#### STORED RECORDS
- - -

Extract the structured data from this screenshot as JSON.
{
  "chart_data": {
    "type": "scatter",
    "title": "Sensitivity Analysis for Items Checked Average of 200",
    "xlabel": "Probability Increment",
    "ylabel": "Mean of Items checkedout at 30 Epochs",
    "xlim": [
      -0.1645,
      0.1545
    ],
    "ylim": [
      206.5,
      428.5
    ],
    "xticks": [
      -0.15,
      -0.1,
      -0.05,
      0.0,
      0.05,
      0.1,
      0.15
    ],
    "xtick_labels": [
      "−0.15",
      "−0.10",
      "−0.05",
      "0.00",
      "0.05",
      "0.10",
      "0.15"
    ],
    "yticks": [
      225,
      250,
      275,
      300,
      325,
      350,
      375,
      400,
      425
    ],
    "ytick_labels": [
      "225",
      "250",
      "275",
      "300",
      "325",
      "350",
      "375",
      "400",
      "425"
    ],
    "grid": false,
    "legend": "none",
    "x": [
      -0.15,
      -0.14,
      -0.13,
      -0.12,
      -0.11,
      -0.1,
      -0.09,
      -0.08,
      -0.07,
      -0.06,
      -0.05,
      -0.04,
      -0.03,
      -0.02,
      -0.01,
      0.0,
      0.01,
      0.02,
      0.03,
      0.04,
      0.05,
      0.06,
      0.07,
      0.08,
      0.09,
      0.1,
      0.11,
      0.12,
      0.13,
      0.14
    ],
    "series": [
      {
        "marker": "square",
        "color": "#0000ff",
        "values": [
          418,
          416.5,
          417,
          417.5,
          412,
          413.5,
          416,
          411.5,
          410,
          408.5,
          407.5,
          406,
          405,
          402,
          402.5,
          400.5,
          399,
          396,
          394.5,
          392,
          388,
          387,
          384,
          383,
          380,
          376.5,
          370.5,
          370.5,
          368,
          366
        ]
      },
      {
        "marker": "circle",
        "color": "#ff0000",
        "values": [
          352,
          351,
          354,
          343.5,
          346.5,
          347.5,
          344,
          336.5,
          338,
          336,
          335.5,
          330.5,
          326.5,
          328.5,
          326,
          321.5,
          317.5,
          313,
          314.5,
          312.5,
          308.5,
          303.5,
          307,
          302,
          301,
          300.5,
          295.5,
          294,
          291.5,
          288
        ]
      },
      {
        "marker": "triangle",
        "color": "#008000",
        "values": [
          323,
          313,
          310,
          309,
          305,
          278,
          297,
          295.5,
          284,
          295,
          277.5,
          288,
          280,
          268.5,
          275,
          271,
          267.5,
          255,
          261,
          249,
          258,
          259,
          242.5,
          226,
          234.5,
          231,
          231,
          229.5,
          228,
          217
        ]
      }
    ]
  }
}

- - -

Extract each entry in full, exactly as given.

#### TASK OUTPUT
Extract the structured data from this screenshot as JSON.
{
  "chart_data": {
    "type": "scatter",
    "title": "Sensitivity Analysis for Items Checked Average of 200",
    "xlabel": "Probability Increment",
    "ylabel": "Mean of Items checkedout at 30 Epochs",
    "xlim": [
      -0.1645,
      0.1545
    ],
    "ylim": [
      206.5,
      428.5
    ],
    "xticks": [
      -0.15,
      -0.1,
      -0.05,
      0.0,
      0.05,
      0.1,
      0.15
    ],
    "xtick_labels": [
      "−0.15",
      "−0.10",
      "−0.05",
      "0.00",
      "0.05",
      "0.10",
      "0.15"
    ],
    "yticks": [
      225,
      250,
      275,
      300,
      325,
      350,
      375,
      400,
      425
    ],
    "ytick_labels": [
      "225",
      "250",
      "275",
      "300",
      "325",
      "350",
      "375",
      "400",
      "425"
    ],
    "grid": false,
    "legend": "none",
    "x": [
      -0.15,
      -0.14,
      -0.13,
      -0.12,
      -0.11,
      -0.1,
      -0.09,
      -0.08,
      -0.07,
      -0.06,
      -0.05,
      -0.04,
      -0.03,
      -0.02,
      -0.01,
      0.0,
      0.01,
      0.02,
      0.03,
      0.04,
      0.05,
      0.06,
      0.07,
      0.08,
      0.09,
      0.1,
      0.11,
      0.12,
      0.13,
      0.14
    ],
    "series": [
      {
        "marker": "square",
        "color": "#0000ff",
        "values": [
          418,
          416.5,
          417,
          417.5,
          412,
          413.5,
          416,
          411.5,
          410,
          408.5,
          407.5,
          406,
          405,
          402,
          402.5,
          400.5,
          399,
          396,
          394.5,
          392,
          388,
          387,
          384,
          383,
          380,
          376.5,
          370.5,
          370.5,
          368,
          366
        ]
      },
      {
        "marker": "circle",
        "color": "#ff0000",
        "values": [
          352,
          351,
          354,
          343.5,
          346.5,
          347.5,
          344,
          336.5,
          338,
          336,
          335.5,
          330.5,
          326.5,
          328.5,
          326,
          321.5,
          317.5,
          313,
          314.5,
          312.5,
          308.5,
          303.5,
          307,
          302,
          301,
          300.5,
          295.5,
          294,
          291.5,
          288
        ]
      },
      {
        "marker": "triangle",
        "color": "#008000",
        "values": [
          323,
          313,
          310,
          309,
          305,
          278,
          297,
          295.5,
          284,
          295,
          277.5,
          288,
          280,
          268.5,
          275,
          271,
          267.5,
          255,
          261,
          249,
          258,
          259,
          242.5,
          226,
          234.5,
          231,
          231,
          229.5,
          228,
          217
        ]
      }
    ]
  }
}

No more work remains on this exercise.